## PASSAGE SHOWN
The evolution of our craft. A look at working in the media - 10 years back and ten years forward - @lesanto
Social media for NGO's Social media ethics - @presleysylwia
MediaCamp is an "unconference". Once the date of an event is announced a wiki type collaboration web presence is created. Anyone wishing to attend, assist or present are free to update the collaborative space to declare their intentions.
MediaCampLondon3 was slightly different in that an event platform Eventbrite provided a payment system and event portal for delegates with the Venue details, sponsors, event info, directions and delegates signed up to attend in an Eventbrite event page. During sign up intention to present and a request for a session title was included in the form. Links included in the body of the event page aggregated relevant web content:
Here we are at part 2 of my MediaCampLondon post... after lunch
A suggested topic caught my eye when the event details first appeared online.
Social Media Ethics
Whether its codes of conduct, best practice or end user policy the accepted structural controls laid out relating to Social Technology are in their infancy. Protection or Oppression? Safe access or restricted boundaries? Who is the protected? Knowledge is power and with it comes responsibility. Following a consistent code of behavior and practice backing up open and honest engagement builds trust.

(Data excerpts)
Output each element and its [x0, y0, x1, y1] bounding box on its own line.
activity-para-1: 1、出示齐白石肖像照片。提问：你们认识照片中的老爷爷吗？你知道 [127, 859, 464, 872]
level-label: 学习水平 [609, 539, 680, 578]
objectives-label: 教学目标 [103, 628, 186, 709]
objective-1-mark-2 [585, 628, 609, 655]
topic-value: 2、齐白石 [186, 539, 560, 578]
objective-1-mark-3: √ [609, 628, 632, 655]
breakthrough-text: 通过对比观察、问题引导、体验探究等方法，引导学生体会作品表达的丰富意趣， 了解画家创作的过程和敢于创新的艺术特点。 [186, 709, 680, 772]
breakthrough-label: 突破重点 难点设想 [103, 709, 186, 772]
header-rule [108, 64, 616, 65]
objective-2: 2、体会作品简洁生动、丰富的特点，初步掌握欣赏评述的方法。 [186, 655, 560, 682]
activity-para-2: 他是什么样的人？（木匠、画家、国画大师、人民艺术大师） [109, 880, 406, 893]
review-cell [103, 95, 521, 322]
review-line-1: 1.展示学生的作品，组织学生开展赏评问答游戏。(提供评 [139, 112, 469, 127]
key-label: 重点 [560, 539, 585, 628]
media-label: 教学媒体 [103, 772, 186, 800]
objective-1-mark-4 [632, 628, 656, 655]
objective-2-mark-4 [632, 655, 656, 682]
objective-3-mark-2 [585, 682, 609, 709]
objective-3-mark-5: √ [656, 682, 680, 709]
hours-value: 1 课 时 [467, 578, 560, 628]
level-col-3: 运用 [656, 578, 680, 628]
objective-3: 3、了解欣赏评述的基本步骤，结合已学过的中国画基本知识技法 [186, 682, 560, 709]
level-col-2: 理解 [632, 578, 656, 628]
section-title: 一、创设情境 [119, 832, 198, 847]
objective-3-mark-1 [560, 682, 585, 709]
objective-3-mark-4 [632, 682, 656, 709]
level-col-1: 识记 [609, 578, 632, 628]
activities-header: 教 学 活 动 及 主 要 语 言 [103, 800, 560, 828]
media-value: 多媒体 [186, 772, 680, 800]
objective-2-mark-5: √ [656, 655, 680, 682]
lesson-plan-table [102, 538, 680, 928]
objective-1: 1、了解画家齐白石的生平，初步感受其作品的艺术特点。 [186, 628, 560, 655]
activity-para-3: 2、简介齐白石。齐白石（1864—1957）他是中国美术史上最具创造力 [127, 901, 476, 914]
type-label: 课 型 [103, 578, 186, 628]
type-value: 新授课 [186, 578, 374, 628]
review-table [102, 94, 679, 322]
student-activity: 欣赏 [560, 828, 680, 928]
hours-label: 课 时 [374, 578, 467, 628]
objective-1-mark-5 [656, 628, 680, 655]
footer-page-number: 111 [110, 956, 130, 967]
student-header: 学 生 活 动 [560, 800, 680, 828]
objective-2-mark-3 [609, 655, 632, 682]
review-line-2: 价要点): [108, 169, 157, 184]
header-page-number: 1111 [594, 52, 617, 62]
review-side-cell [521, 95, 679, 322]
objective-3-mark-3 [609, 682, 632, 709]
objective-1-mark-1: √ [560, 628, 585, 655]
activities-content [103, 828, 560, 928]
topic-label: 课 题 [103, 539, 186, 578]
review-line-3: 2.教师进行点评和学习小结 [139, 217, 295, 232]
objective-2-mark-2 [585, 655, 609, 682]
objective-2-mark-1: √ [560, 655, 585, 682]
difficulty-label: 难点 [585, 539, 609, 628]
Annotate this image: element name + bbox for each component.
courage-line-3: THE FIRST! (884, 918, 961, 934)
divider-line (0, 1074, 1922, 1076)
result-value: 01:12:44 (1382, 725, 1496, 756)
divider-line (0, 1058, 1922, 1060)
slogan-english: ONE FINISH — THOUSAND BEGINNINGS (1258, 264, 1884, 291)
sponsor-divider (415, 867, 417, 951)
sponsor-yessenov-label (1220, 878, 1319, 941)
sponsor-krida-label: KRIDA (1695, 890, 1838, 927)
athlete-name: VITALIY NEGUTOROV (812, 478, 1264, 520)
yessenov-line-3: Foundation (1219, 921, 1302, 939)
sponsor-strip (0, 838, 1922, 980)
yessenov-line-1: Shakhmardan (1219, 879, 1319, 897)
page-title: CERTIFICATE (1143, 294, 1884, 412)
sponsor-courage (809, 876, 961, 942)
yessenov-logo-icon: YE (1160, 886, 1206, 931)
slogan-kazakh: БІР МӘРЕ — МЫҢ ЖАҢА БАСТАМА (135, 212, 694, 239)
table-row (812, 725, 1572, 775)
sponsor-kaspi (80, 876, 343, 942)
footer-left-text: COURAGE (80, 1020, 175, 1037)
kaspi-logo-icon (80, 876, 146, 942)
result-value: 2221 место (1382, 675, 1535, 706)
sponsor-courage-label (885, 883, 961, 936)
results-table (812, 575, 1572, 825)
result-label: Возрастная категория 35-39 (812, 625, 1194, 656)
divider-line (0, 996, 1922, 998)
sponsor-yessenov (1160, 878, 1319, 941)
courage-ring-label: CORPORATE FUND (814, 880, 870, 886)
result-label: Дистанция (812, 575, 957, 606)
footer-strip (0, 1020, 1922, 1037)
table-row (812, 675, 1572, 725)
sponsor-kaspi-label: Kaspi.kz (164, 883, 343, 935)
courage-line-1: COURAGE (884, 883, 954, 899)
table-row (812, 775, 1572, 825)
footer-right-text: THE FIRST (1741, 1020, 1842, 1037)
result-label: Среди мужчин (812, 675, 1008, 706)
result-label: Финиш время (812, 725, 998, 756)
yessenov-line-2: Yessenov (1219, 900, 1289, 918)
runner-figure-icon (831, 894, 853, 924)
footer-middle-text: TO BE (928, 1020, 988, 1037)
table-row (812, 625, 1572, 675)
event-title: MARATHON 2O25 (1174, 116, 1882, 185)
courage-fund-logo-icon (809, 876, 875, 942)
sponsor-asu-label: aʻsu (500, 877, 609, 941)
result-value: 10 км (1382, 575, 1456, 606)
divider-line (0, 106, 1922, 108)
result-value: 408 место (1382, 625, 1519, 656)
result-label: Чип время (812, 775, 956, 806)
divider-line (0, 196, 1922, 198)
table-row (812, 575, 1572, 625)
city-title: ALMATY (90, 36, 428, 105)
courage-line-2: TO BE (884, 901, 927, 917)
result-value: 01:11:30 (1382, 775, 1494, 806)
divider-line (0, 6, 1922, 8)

## THINGS TO DO
a) In the MediaCamp text, what did Eventbrite provide for MediaCampLondon3?
b) Reproduce the MediaCamp text word for word from "MediaCampLondon3 was slightly" to "first appeared online.".

## TASK RESPONSES
a) A payment system and an event portal for delegates.

b)
MediaCampLondon3 was slightly different in that an event platform Eventbrite provided a payment system and event portal for delegates with the Venue details, sponsors, event info, directions and delegates signed up to attend in an Eventbrite event page. During sign up intention to present and a request for a session title was included in the form. Links included in the body of the event page aggregated relevant web content:
Here we are at part 2 of my MediaCampLondon post... after lunch
A suggested topic caught my eye when the event details first appeared online.